Data records:
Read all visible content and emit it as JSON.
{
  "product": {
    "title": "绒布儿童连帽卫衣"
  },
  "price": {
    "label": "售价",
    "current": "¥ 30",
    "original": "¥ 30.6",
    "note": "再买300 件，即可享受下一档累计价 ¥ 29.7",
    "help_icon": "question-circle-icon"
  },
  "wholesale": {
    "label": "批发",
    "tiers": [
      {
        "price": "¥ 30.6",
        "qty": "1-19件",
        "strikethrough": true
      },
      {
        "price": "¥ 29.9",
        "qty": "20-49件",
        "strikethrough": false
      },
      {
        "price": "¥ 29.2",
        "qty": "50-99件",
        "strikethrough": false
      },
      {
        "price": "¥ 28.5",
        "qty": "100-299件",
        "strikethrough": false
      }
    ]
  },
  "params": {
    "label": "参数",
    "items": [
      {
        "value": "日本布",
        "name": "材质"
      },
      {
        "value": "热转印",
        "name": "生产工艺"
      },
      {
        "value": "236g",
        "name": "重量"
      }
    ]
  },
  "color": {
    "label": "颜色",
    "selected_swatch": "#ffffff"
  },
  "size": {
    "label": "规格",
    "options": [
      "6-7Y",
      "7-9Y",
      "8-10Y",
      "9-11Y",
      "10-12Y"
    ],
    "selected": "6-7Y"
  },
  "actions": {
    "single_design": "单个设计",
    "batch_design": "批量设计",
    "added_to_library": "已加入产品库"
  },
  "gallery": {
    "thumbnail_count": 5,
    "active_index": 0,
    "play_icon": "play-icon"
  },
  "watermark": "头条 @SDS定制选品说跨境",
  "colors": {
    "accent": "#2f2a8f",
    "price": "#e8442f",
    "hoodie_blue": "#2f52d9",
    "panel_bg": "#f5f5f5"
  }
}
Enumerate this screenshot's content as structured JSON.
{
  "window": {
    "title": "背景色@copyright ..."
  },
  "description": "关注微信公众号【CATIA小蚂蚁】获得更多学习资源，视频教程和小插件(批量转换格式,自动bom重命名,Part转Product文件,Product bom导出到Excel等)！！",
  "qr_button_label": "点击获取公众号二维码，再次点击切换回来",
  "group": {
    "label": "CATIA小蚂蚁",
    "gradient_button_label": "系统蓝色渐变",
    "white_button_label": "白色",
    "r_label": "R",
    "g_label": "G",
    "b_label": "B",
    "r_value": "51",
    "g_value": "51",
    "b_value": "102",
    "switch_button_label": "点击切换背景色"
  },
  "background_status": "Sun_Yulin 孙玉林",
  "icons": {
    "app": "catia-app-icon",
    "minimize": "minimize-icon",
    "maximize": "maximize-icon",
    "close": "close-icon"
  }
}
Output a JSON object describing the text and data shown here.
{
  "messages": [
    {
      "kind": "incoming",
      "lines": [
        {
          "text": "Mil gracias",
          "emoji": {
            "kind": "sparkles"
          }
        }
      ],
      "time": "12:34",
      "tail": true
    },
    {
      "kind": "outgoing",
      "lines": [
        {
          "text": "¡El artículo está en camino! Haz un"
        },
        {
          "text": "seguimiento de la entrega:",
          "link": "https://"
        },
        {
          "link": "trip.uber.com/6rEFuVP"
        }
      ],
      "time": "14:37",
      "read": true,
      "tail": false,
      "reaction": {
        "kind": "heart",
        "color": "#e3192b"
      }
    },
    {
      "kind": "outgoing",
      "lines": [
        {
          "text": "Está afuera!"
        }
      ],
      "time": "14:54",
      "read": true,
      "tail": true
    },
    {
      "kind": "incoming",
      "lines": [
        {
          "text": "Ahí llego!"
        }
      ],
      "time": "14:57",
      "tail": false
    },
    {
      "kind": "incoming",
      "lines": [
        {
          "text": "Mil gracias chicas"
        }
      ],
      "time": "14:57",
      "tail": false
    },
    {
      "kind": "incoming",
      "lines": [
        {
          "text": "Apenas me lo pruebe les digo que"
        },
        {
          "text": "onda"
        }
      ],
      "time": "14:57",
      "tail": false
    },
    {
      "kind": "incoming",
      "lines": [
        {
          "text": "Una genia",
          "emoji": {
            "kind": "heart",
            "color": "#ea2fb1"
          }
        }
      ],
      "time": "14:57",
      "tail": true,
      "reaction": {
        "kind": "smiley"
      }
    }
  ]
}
* * *
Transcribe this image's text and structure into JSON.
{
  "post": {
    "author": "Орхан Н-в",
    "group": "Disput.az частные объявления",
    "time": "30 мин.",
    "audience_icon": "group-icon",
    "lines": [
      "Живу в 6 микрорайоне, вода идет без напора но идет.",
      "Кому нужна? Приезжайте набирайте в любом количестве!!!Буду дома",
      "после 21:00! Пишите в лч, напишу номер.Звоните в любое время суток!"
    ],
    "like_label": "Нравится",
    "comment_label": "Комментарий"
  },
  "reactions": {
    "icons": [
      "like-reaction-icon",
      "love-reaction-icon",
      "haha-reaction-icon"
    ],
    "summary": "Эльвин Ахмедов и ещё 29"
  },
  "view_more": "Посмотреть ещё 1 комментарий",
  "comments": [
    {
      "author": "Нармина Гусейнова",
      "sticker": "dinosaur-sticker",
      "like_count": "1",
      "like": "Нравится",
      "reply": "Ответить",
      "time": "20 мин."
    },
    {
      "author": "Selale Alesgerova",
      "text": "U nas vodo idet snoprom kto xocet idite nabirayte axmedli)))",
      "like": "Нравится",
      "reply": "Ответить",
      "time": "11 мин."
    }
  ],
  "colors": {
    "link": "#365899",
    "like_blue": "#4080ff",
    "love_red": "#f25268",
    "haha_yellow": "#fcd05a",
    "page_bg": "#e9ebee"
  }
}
---
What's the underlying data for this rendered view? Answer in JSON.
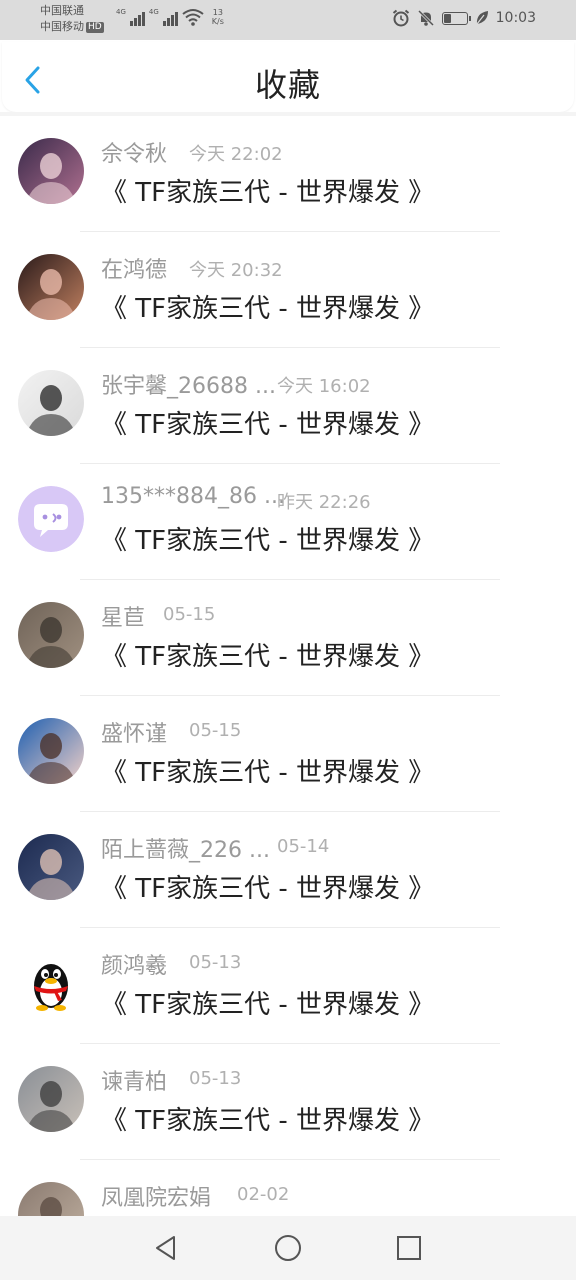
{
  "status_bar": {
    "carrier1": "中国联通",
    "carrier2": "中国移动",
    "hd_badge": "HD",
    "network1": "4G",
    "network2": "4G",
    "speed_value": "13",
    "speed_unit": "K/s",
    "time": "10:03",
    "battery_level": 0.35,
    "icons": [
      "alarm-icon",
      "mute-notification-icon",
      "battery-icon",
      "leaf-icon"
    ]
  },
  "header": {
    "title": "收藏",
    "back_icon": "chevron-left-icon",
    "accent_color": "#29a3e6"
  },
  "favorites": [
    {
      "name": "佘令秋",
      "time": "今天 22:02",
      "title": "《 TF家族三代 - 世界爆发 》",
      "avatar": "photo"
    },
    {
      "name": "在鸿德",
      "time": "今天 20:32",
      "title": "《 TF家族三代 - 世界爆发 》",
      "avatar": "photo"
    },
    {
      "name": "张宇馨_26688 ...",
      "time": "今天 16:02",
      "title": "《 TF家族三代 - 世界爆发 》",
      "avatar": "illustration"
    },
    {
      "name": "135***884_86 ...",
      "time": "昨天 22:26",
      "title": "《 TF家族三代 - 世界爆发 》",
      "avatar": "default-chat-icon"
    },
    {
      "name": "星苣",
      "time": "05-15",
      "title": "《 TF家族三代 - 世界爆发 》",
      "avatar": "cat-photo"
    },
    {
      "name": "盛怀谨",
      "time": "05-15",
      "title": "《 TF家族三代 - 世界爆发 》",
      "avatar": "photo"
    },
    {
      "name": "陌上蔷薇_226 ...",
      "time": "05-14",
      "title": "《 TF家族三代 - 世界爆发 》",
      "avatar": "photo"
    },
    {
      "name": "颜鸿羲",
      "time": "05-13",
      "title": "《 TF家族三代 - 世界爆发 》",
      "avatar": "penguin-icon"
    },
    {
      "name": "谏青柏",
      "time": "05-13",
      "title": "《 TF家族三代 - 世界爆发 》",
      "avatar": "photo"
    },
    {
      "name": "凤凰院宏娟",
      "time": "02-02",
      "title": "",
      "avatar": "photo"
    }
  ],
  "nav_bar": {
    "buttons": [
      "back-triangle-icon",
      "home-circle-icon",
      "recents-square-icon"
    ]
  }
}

→ **TO DO**: Check each line of the entries for the string "CATIA小蚂蚁". Copy the lines that have it.

→ **RESPONSE TO THIS TASK**:
  "description": "关注微信公众号【CATIA小蚂蚁】获得更多学习资源，视频教程和小插件(批量转换格式,自动bom重命名,Part转Product文件,Product bom导出到Excel等)！！",
    "label": "CATIA小蚂蚁",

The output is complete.